**What you will do:**
Lines from the one containing "Output the text content of this document." through the last line of the data are to be repeated word for word, both ends included.

(Stored records)

* * *

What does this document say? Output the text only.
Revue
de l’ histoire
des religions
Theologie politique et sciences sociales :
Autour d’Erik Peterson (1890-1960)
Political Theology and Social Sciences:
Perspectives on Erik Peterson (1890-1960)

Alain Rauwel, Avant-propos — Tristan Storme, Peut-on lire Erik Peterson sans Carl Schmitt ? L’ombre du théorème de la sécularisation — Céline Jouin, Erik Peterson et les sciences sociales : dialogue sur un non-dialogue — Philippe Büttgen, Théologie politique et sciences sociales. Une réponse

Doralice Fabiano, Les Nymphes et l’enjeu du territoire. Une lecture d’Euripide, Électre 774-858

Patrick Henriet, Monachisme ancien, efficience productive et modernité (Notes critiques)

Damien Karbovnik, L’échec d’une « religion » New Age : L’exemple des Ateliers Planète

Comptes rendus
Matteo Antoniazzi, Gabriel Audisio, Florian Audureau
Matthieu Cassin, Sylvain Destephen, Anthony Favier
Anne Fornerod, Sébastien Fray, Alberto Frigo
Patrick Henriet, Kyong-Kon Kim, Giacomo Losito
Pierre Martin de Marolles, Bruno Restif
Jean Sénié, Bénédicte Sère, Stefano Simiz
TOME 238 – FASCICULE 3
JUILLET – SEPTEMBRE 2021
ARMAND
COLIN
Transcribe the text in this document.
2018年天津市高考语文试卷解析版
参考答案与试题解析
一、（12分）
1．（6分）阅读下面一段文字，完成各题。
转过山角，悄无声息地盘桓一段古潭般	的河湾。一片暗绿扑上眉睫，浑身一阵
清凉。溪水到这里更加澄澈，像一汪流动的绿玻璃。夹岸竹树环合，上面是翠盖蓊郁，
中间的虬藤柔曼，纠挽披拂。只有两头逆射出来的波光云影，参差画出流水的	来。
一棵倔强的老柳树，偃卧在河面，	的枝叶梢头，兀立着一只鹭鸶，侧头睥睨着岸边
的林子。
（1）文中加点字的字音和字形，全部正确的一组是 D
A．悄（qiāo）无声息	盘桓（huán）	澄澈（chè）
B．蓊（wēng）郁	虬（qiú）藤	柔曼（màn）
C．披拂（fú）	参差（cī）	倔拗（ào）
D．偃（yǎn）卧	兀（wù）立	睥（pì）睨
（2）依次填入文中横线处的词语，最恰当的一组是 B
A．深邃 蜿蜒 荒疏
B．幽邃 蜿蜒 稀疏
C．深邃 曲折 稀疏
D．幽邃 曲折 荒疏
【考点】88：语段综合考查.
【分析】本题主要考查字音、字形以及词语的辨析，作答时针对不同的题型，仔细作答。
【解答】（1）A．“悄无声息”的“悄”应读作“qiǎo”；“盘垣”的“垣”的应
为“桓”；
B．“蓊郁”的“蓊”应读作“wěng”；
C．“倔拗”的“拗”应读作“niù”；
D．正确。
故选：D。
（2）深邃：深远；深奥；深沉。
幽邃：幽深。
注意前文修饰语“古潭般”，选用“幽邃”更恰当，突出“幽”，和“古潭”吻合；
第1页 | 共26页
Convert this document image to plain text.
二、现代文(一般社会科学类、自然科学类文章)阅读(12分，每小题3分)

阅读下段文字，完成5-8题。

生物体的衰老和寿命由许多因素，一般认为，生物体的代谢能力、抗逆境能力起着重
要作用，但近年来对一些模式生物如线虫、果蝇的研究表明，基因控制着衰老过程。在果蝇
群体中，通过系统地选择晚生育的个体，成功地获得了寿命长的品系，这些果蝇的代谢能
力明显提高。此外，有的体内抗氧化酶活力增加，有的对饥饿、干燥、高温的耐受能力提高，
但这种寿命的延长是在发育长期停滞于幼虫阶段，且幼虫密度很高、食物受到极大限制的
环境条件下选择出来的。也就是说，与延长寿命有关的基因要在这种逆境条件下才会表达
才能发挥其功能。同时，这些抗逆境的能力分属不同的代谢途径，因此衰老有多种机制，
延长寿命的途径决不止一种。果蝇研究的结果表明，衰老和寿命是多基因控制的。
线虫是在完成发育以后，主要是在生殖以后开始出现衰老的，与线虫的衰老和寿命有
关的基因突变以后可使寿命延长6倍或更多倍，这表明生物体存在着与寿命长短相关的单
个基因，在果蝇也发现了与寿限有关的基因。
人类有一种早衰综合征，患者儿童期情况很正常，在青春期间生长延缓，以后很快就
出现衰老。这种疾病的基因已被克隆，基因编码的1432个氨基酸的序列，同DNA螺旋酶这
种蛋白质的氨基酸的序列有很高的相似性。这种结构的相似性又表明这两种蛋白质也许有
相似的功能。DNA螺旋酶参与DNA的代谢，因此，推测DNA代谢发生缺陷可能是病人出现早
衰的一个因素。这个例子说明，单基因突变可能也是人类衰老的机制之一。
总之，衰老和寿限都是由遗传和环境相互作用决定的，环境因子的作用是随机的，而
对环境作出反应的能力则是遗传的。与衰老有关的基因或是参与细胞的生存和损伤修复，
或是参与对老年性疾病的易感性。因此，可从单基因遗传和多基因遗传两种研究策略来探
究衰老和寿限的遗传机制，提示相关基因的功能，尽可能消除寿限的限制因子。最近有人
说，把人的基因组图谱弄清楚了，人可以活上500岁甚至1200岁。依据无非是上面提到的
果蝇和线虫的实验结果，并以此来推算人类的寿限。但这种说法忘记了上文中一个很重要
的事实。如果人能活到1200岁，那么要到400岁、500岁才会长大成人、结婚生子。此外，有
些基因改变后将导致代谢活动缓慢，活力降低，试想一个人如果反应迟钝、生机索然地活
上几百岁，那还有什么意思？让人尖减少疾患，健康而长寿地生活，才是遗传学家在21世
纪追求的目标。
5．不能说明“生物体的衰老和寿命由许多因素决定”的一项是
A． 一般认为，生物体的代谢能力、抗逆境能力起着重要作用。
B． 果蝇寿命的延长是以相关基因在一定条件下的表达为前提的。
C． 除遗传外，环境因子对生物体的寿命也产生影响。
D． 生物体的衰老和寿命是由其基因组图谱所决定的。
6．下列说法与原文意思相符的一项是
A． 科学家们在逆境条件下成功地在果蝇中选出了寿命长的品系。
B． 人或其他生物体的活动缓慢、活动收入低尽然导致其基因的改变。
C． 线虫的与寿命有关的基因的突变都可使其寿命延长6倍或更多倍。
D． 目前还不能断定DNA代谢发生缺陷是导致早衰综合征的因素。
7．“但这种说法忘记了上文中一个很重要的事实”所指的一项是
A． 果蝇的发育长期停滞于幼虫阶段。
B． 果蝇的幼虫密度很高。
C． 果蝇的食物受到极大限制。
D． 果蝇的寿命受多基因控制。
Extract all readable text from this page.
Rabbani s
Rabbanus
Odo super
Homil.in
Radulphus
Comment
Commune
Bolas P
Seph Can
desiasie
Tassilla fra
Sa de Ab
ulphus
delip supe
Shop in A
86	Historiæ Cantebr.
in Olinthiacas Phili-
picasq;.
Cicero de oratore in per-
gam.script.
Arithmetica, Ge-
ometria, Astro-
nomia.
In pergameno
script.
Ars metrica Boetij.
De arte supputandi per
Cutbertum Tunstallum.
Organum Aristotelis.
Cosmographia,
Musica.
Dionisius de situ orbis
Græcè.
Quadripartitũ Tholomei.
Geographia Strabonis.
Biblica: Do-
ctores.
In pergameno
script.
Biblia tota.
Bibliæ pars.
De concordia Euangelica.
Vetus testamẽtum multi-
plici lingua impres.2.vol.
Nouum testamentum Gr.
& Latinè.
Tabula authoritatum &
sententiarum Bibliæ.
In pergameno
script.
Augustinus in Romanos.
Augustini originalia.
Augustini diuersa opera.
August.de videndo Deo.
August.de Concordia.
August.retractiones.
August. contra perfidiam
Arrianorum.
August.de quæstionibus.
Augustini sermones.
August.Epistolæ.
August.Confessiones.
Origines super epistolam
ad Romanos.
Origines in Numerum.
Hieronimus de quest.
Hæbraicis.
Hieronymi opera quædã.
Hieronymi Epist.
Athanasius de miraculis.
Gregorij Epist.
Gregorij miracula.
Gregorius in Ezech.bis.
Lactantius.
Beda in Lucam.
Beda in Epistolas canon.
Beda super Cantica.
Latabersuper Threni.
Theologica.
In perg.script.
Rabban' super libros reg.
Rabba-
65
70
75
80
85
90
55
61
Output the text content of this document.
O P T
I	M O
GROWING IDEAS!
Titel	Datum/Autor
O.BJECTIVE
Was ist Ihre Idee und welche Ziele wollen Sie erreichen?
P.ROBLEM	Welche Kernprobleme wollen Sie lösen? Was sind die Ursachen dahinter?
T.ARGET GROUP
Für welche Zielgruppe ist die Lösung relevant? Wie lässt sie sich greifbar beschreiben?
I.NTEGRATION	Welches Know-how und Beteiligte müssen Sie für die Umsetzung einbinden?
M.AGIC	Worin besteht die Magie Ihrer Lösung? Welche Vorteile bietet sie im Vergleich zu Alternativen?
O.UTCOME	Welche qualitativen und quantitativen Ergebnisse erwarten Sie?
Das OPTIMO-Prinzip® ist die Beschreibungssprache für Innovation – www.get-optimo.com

* * *

**Output for this task:**
Output the text content of this document.
O P T
I	M O
GROWING IDEAS!
Titel	Datum/Autor
O.BJECTIVE
Was ist Ihre Idee und welche Ziele wollen Sie erreichen?
P.ROBLEM	Welche Kernprobleme wollen Sie lösen? Was sind die Ursachen dahinter?
T.ARGET GROUP
Für welche Zielgruppe ist die Lösung relevant? Wie lässt sie sich greifbar beschreiben?
I.NTEGRATION	Welches Know-how und Beteiligte müssen Sie für die Umsetzung einbinden?
M.AGIC	Worin besteht die Magie Ihrer Lösung? Welche Vorteile bietet sie im Vergleich zu Alternativen?
O.UTCOME	Welche qualitativen und quantitativen Ergebnisse erwarten Sie?
Das OPTIMO-Prinzip® ist die Beschreibungssprache für Innovation – www.get-optimo.com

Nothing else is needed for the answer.